GOAL —
Lines holding the string "document" are the ones to copy; find them all in the data.

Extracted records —

------------------------

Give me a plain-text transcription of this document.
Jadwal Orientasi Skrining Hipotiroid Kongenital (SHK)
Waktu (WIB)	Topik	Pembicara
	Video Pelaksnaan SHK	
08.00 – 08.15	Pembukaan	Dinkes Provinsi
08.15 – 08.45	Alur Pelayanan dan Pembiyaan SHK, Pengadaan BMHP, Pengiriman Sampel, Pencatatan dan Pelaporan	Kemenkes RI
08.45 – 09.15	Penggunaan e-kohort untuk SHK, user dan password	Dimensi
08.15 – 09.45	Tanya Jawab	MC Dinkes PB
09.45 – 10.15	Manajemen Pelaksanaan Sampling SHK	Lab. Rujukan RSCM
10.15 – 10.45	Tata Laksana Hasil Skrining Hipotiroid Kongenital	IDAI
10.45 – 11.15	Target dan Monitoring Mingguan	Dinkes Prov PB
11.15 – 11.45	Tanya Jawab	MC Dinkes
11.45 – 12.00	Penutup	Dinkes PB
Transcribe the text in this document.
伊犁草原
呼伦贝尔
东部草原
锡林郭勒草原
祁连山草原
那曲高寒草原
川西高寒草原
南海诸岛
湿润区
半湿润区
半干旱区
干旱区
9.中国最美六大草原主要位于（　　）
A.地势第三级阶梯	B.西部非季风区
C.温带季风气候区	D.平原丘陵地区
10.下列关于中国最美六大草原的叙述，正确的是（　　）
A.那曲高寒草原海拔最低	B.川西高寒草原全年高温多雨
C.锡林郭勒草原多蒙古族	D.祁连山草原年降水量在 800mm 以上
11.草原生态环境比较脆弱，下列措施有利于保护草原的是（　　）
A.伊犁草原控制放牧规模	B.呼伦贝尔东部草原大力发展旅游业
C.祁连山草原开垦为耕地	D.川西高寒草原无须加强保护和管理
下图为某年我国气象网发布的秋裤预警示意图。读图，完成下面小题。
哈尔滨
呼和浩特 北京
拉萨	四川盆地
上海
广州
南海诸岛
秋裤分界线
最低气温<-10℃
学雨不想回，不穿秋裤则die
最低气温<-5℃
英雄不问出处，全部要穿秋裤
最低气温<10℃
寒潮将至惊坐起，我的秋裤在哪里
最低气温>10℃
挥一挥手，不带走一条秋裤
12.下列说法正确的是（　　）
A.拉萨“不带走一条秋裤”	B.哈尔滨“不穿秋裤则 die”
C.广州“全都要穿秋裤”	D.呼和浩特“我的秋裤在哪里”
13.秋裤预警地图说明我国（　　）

------------------------

WRITTEN ANSWER —
Give me a plain-text transcription of this document.
Transcribe the text in this document.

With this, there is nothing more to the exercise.